■ **Stated exercise**
Hunt for the word "miracles" across the entries below, copying each line that holds it.

(Dataset items)
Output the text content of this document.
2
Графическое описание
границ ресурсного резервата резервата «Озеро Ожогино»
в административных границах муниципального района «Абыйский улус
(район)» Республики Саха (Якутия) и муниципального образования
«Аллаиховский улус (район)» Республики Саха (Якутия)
...
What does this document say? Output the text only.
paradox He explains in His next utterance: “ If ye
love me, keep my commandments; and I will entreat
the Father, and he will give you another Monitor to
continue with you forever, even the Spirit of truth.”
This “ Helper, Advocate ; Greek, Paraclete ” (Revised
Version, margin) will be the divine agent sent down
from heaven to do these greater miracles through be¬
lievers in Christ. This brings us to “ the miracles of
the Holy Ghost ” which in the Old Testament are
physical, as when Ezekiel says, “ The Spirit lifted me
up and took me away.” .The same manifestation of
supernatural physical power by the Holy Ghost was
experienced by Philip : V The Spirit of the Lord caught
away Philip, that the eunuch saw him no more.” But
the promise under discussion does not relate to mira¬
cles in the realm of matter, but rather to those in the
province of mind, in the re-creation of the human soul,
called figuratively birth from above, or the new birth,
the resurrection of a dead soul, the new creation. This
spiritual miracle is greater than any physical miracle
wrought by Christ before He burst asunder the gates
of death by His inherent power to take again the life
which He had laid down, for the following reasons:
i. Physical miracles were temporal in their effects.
...
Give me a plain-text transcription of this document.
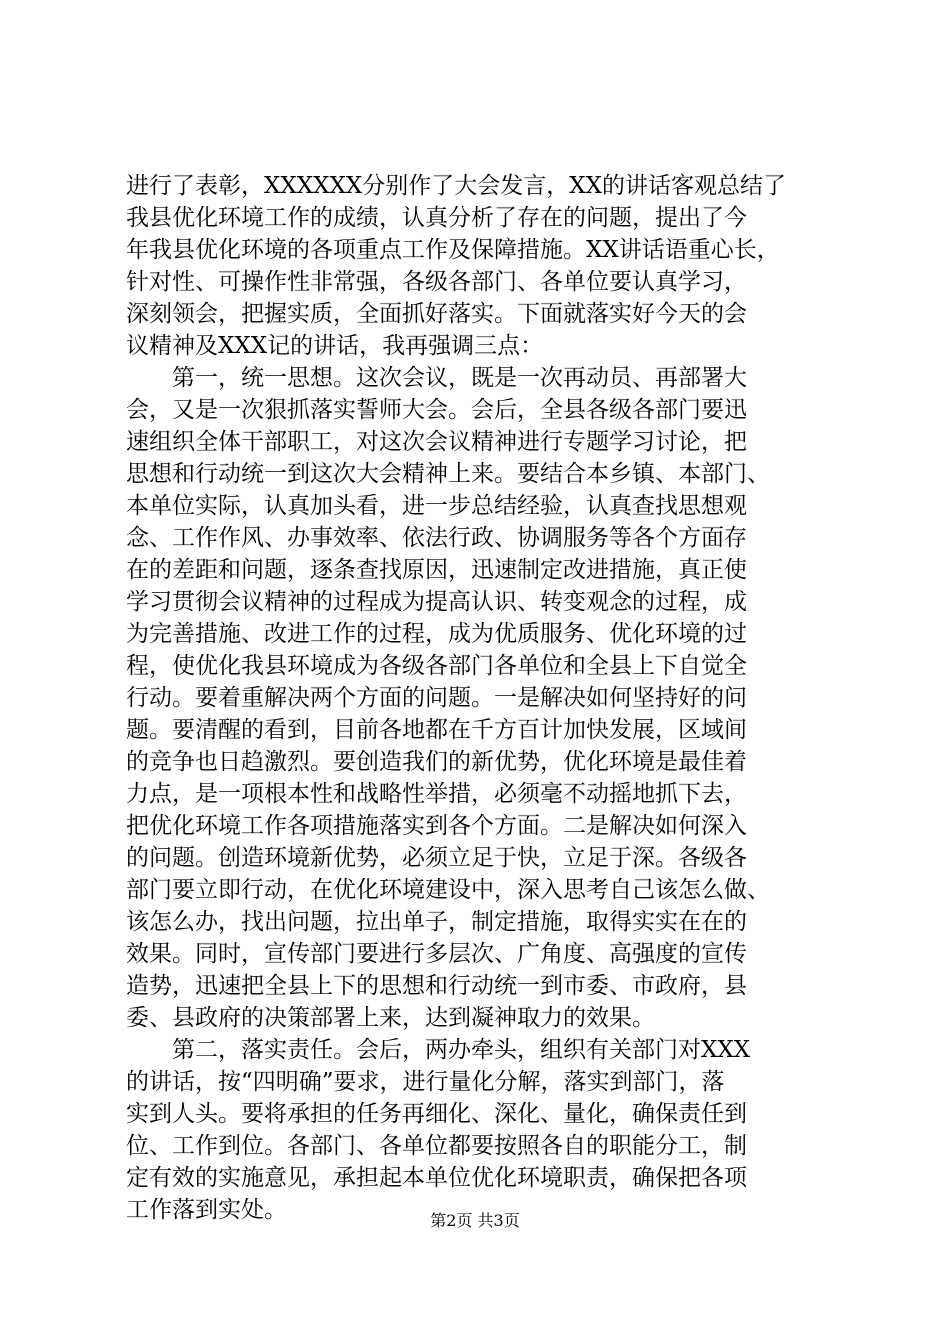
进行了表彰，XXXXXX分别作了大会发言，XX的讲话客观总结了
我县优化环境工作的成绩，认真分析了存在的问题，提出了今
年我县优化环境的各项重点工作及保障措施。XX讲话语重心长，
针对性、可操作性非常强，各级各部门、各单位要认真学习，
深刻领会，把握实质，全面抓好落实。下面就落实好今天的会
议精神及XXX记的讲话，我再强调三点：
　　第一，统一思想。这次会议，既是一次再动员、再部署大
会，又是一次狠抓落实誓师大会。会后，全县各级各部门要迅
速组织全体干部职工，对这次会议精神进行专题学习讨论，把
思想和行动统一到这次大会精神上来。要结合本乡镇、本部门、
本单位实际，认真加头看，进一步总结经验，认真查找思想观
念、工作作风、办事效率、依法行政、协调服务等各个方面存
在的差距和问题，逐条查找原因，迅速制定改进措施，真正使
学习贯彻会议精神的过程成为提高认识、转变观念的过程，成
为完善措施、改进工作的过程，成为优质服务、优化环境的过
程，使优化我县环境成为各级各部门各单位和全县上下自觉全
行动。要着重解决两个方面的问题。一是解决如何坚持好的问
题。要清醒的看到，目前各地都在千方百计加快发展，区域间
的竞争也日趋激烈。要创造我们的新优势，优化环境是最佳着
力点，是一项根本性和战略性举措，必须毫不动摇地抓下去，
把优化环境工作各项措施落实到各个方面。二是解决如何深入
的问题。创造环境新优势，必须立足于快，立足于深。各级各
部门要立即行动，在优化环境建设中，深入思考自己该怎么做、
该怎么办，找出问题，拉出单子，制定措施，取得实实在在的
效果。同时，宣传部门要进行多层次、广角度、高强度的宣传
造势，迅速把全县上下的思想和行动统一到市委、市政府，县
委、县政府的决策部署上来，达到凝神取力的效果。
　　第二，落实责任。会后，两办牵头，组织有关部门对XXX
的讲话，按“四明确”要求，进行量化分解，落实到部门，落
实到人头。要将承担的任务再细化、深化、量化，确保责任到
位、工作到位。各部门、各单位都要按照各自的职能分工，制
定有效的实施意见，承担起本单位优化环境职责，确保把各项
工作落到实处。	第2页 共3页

■ **Result for this task**
from heaven to do these greater miracles through be¬
lievers in Christ. This brings us to “ the miracles of
i. Physical miracles were temporal in their effects.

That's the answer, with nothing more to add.